** START OF SUPPLIED INFORMATION **

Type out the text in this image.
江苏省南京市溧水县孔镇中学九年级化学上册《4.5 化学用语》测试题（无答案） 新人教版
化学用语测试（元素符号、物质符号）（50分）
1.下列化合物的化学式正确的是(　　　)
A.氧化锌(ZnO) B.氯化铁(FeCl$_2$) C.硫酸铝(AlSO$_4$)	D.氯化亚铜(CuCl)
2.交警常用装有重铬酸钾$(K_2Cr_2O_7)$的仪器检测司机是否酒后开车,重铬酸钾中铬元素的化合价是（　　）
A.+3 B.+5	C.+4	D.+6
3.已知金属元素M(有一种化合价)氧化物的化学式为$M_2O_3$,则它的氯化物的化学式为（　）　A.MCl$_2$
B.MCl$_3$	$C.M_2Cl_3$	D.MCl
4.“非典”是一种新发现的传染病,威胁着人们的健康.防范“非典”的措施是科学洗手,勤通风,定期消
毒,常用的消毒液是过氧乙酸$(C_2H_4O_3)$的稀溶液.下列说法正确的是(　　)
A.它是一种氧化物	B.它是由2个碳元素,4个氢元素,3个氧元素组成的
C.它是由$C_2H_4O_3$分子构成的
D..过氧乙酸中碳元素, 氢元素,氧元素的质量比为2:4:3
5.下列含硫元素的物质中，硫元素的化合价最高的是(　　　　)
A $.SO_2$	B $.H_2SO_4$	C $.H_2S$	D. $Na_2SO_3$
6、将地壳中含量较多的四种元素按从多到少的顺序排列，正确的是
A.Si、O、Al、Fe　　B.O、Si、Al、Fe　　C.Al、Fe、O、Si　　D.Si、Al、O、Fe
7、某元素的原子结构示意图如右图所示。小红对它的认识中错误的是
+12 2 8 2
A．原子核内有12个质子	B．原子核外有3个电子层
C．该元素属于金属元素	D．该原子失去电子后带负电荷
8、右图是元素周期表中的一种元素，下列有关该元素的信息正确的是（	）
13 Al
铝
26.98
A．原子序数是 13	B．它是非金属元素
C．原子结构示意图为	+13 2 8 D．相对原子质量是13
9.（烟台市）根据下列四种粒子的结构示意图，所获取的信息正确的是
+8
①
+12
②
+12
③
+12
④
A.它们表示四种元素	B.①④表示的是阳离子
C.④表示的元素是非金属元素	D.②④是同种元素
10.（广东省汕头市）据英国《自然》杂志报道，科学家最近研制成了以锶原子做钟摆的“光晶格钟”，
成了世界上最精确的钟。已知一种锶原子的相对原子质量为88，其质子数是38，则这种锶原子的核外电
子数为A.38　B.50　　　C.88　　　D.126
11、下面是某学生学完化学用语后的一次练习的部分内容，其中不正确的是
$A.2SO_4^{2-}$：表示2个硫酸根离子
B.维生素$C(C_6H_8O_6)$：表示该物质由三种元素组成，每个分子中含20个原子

** END OF SUPPLIED INFORMATION **

### GOAL
Extract, word for word, each line of the listing above.

### ANSWER TO THIS TASK
Type out the text in this image.
江苏省南京市溧水县孔镇中学九年级化学上册《4.5 化学用语》测试题（无答案） 新人教版
化学用语测试（元素符号、物质符号）（50分）
1.下列化合物的化学式正确的是(　　　)
A.氧化锌(ZnO) B.氯化铁(FeCl$_2$) C.硫酸铝(AlSO$_4$)	D.氯化亚铜(CuCl)
2.交警常用装有重铬酸钾$(K_2Cr_2O_7)$的仪器检测司机是否酒后开车,重铬酸钾中铬元素的化合价是（　　）
A.+3 B.+5	C.+4	D.+6
3.已知金属元素M(有一种化合价)氧化物的化学式为$M_2O_3$,则它的氯化物的化学式为（　）　A.MCl$_2$
B.MCl$_3$	$C.M_2Cl_3$	D.MCl
4.“非典”是一种新发现的传染病,威胁着人们的健康.防范“非典”的措施是科学洗手,勤通风,定期消
毒,常用的消毒液是过氧乙酸$(C_2H_4O_3)$的稀溶液.下列说法正确的是(　　)
A.它是一种氧化物	B.它是由2个碳元素,4个氢元素,3个氧元素组成的
C.它是由$C_2H_4O_3$分子构成的
D..过氧乙酸中碳元素, 氢元素,氧元素的质量比为2:4:3
5.下列含硫元素的物质中，硫元素的化合价最高的是(　　　　)
A $.SO_2$	B $.H_2SO_4$	C $.H_2S$	D. $Na_2SO_3$
6、将地壳中含量较多的四种元素按从多到少的顺序排列，正确的是
A.Si、O、Al、Fe　　B.O、Si、Al、Fe　　C.Al、Fe、O、Si　　D.Si、Al、O、Fe
7、某元素的原子结构示意图如右图所示。小红对它的认识中错误的是
+12 2 8 2
A．原子核内有12个质子	B．原子核外有3个电子层
C．该元素属于金属元素	D．该原子失去电子后带负电荷
8、右图是元素周期表中的一种元素，下列有关该元素的信息正确的是（	）
13 Al
铝
26.98
A．原子序数是 13	B．它是非金属元素
C．原子结构示意图为	+13 2 8 D．相对原子质量是13
9.（烟台市）根据下列四种粒子的结构示意图，所获取的信息正确的是
+8
①
+12
②
+12
③
+12
④
A.它们表示四种元素	B.①④表示的是阳离子
C.④表示的元素是非金属元素	D.②④是同种元素
10.（广东省汕头市）据英国《自然》杂志报道，科学家最近研制成了以锶原子做钟摆的“光晶格钟”，
成了世界上最精确的钟。已知一种锶原子的相对原子质量为88，其质子数是38，则这种锶原子的核外电
子数为A.38　B.50　　　C.88　　　D.126
11、下面是某学生学完化学用语后的一次练习的部分内容，其中不正确的是
$A.2SO_4^{2-}$：表示2个硫酸根离子
B.维生素$C(C_6H_8O_6)$：表示该物质由三种元素组成，每个分子中含20个原子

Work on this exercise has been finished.